Return every record below exactly as written, but leave out the pictures.

##### Provided entries

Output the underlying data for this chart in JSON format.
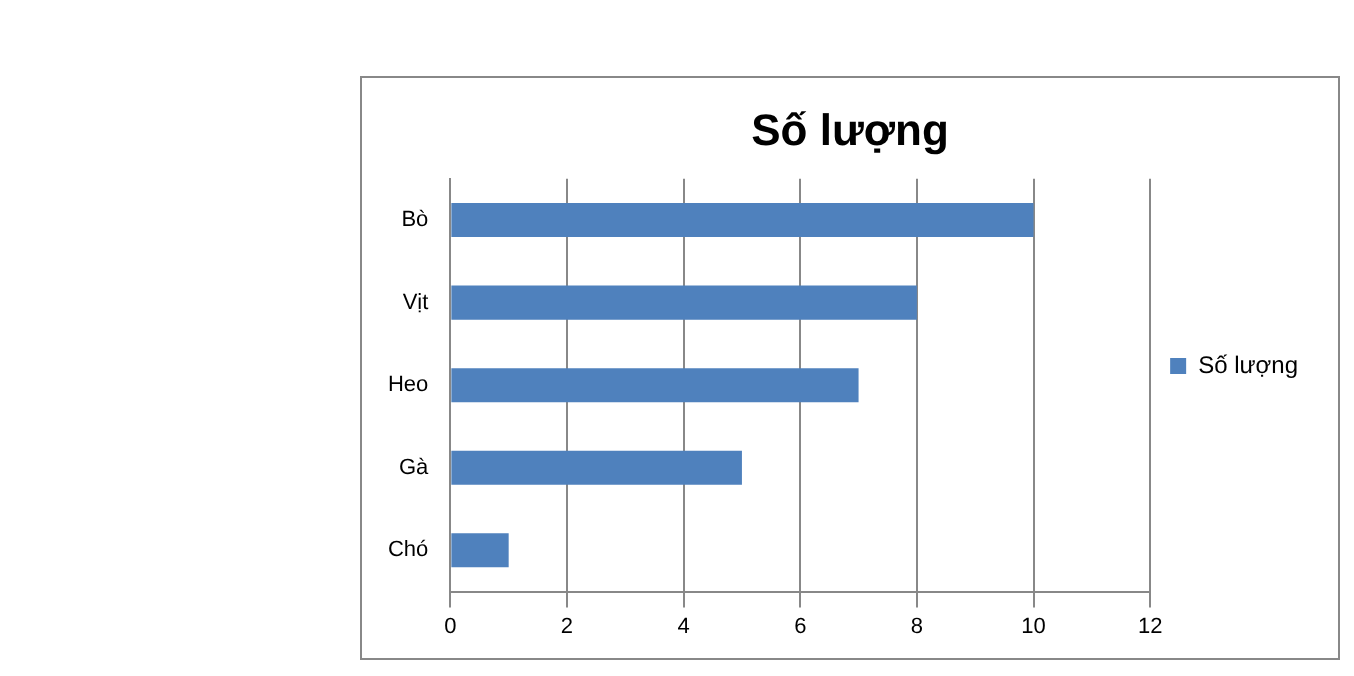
{
  "chart_data": {
    "type": "bar",
    "orientation": "horizontal",
    "title": "Số lượng",
    "categories": [
      "Bò",
      "Vịt",
      "Heo",
      "Gà",
      "Chó"
    ],
    "series": [
      {
        "name": "Số lượng",
        "color": "#4f81bd",
        "values": [
          10,
          8,
          7,
          5,
          1
        ]
      }
    ],
    "xlim": [
      0,
      12
    ],
    "xticks": [
      0,
      2,
      4,
      6,
      8,
      10,
      12
    ],
    "grid": "x",
    "legend": "right"
  }
}
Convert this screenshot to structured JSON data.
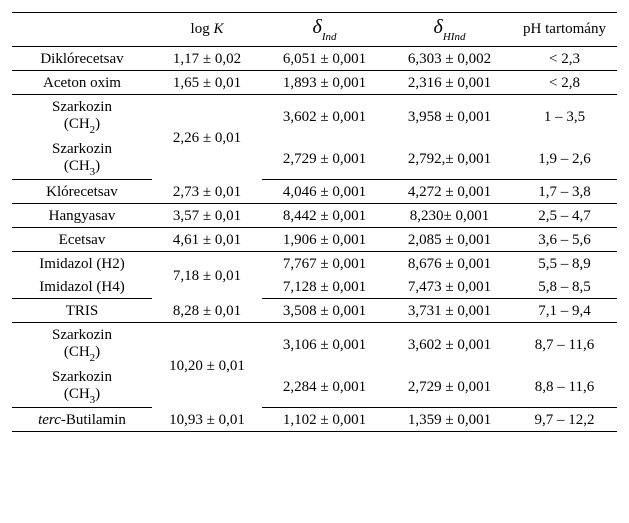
{
  "headers": {
    "name": "",
    "logK": "log K",
    "logK_prefix": "log",
    "logK_K": "K",
    "dInd_symbol": "δ",
    "dInd_sub": "Ind",
    "dHInd_symbol": "δ",
    "dHInd_sub": "HInd",
    "ph": "pH tartomány"
  },
  "rows": {
    "dichlor": {
      "name": "Diklórecetsav",
      "logK": "1,17 ± 0,02",
      "dInd": "6,051 ± 0,001",
      "dHInd": "6,303 ± 0,002",
      "ph": "< 2,3"
    },
    "acetonoxim": {
      "name": "Aceton oxim",
      "logK": "1,65 ± 0,01",
      "dInd": "1,893 ± 0,001",
      "dHInd": "2,316 ± 0,001",
      "ph": "< 2,8"
    },
    "sark1_ch2": {
      "name_top": "Szarkozin",
      "name_sub": "(CH",
      "name_sub_n": "2",
      "name_sub_close": ")",
      "dInd": "3,602 ± 0,001",
      "dHInd": "3,958 ± 0,001",
      "ph": "1 – 3,5"
    },
    "sark1_logK": {
      "logK": "2,26 ± 0,01"
    },
    "sark1_ch3": {
      "name_top": "Szarkozin",
      "name_sub": "(CH",
      "name_sub_n": "3",
      "name_sub_close": ")",
      "dInd": "2,729 ± 0,001",
      "dHInd": "2,792,± 0,001",
      "ph": "1,9 – 2,6"
    },
    "klor": {
      "name": "Klórecetsav",
      "logK": "2,73 ± 0,01",
      "dInd": "4,046 ± 0,001",
      "dHInd": "4,272 ± 0,001",
      "ph": "1,7 – 3,8"
    },
    "hangy": {
      "name": "Hangyasav",
      "logK": "3,57 ± 0,01",
      "dInd": "8,442 ± 0,001",
      "dHInd": "8,230± 0,001",
      "ph": "2,5 – 4,7"
    },
    "ecet": {
      "name": "Ecetsav",
      "logK": "4,61 ± 0,01",
      "dInd": "1,906 ± 0,001",
      "dHInd": "2,085 ± 0,001",
      "ph": "3,6 – 5,6"
    },
    "imid_h2": {
      "name": "Imidazol (H2)",
      "dInd": "7,767 ± 0,001",
      "dHInd": "8,676 ± 0,001",
      "ph": "5,5 – 8,9"
    },
    "imid_logK": {
      "logK": "7,18 ± 0,01"
    },
    "imid_h4": {
      "name": "Imidazol (H4)",
      "dInd": "7,128 ± 0,001",
      "dHInd": "7,473 ± 0,001",
      "ph": "5,8 – 8,5"
    },
    "tris": {
      "name": "TRIS",
      "logK": "8,28 ± 0,01",
      "dInd": "3,508 ± 0,001",
      "dHInd": "3,731 ± 0,001",
      "ph": "7,1 – 9,4"
    },
    "sark2_ch2": {
      "name_top": "Szarkozin",
      "name_sub": "(CH",
      "name_sub_n": "2",
      "name_sub_close": ")",
      "dInd": "3,106 ± 0,001",
      "dHInd": "3,602 ± 0,001",
      "ph": "8,7 – 11,6"
    },
    "sark2_logK": {
      "logK": "10,20 ± 0,01"
    },
    "sark2_ch3": {
      "name_top": "Szarkozin",
      "name_sub": "(CH",
      "name_sub_n": "3",
      "name_sub_close": ")",
      "dInd": "2,284 ± 0,001",
      "dHInd": "2,729 ± 0,001",
      "ph": "8,8 – 11,6"
    },
    "tercbut": {
      "name_prefix": "terc",
      "name_rest": "-Butilamin",
      "logK": "10,93 ± 0,01",
      "dInd": "1,102 ± 0,001",
      "dHInd": "1,359 ± 0,001",
      "ph": "9,7 – 12,2"
    }
  }
}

##########

:: Output for this task ::
Output the underlying data for this chart in JSON format.
{
  "chart_data": {
    "type": "bar",
    "orientation": "horizontal",
    "title": "Số lượng",
    "categories": [
      "Bò",
      "Vịt",
      "Heo",
      "Gà",
      "Chó"
    ],
    "series": [
      {
        "name": "Số lượng",
        "color": "#4f81bd",
        "values": [
          10,
          8,
          7,
          5,
          1
        ]
      }
    ],
    "xlim": [
      0,
      12
    ],
    "xticks": [
      0,
      2,
      4,
      6,
      8,
      10,
      12
    ],
    "grid": "x",
    "legend": "right"
  }
}
Convert this screenshot to structured JSON data.
{
  "headers": {
    "name": "",
    "logK": "log K",
    "logK_prefix": "log",
    "logK_K": "K",
    "dInd_symbol": "δ",
    "dInd_sub": "Ind",
    "dHInd_symbol": "δ",
    "dHInd_sub": "HInd",
    "ph": "pH tartomány"
  },
  "rows": {
    "dichlor": {
      "name": "Diklórecetsav",
      "logK": "1,17 ± 0,02",
      "dInd": "6,051 ± 0,001",
      "dHInd": "6,303 ± 0,002",
      "ph": "< 2,3"
    },
    "acetonoxim": {
      "name": "Aceton oxim",
      "logK": "1,65 ± 0,01",
      "dInd": "1,893 ± 0,001",
      "dHInd": "2,316 ± 0,001",
      "ph": "< 2,8"
    },
    "sark1_ch2": {
      "name_top": "Szarkozin",
      "name_sub": "(CH",
      "name_sub_n": "2",
      "name_sub_close": ")",
      "dInd": "3,602 ± 0,001",
      "dHInd": "3,958 ± 0,001",
      "ph": "1 – 3,5"
    },
    "sark1_logK": {
      "logK": "2,26 ± 0,01"
    },
    "sark1_ch3": {
      "name_top": "Szarkozin",
      "name_sub": "(CH",
      "name_sub_n": "3",
      "name_sub_close": ")",
      "dInd": "2,729 ± 0,001",
      "dHInd": "2,792,± 0,001",
      "ph": "1,9 – 2,6"
    },
    "klor": {
      "name": "Klórecetsav",
      "logK": "2,73 ± 0,01",
      "dInd": "4,046 ± 0,001",
      "dHInd": "4,272 ± 0,001",
      "ph": "1,7 – 3,8"
    },
    "hangy": {
      "name": "Hangyasav",
      "logK": "3,57 ± 0,01",
      "dInd": "8,442 ± 0,001",
      "dHInd": "8,230± 0,001",
      "ph": "2,5 – 4,7"
    },
    "ecet": {
      "name": "Ecetsav",
      "logK": "4,61 ± 0,01",
      "dInd": "1,906 ± 0,001",
      "dHInd": "2,085 ± 0,001",
      "ph": "3,6 – 5,6"
    },
    "imid_h2": {
      "name": "Imidazol (H2)",
      "dInd": "7,767 ± 0,001",
      "dHInd": "8,676 ± 0,001",
      "ph": "5,5 – 8,9"
    },
    "imid_logK": {
      "logK": "7,18 ± 0,01"
    },
    "imid_h4": {
      "name": "Imidazol (H4)",
      "dInd": "7,128 ± 0,001",
      "dHInd": "7,473 ± 0,001",
      "ph": "5,8 – 8,5"
    },
    "tris": {
      "name": "TRIS",
      "logK": "8,28 ± 0,01",
      "dInd": "3,508 ± 0,001",
      "dHInd": "3,731 ± 0,001",
      "ph": "7,1 – 9,4"
    },
    "sark2_ch2": {
      "name_top": "Szarkozin",
      "name_sub": "(CH",
      "name_sub_n": "2",
      "name_sub_close": ")",
      "dInd": "3,106 ± 0,001",
      "dHInd": "3,602 ± 0,001",
      "ph": "8,7 – 11,6"
    },
    "sark2_logK": {
      "logK": "10,20 ± 0,01"
    },
    "sark2_ch3": {
      "name_top": "Szarkozin",
      "name_sub": "(CH",
      "name_sub_n": "3",
      "name_sub_close": ")",
      "dInd": "2,284 ± 0,001",
      "dHInd": "2,729 ± 0,001",
      "ph": "8,8 – 11,6"
    },
    "tercbut": {
      "name_prefix": "terc",
      "name_rest": "-Butilamin",
      "logK": "10,93 ± 0,01",
      "dInd": "1,102 ± 0,001",
      "dHInd": "1,359 ± 0,001",
      "ph": "9,7 – 12,2"
    }
  }
}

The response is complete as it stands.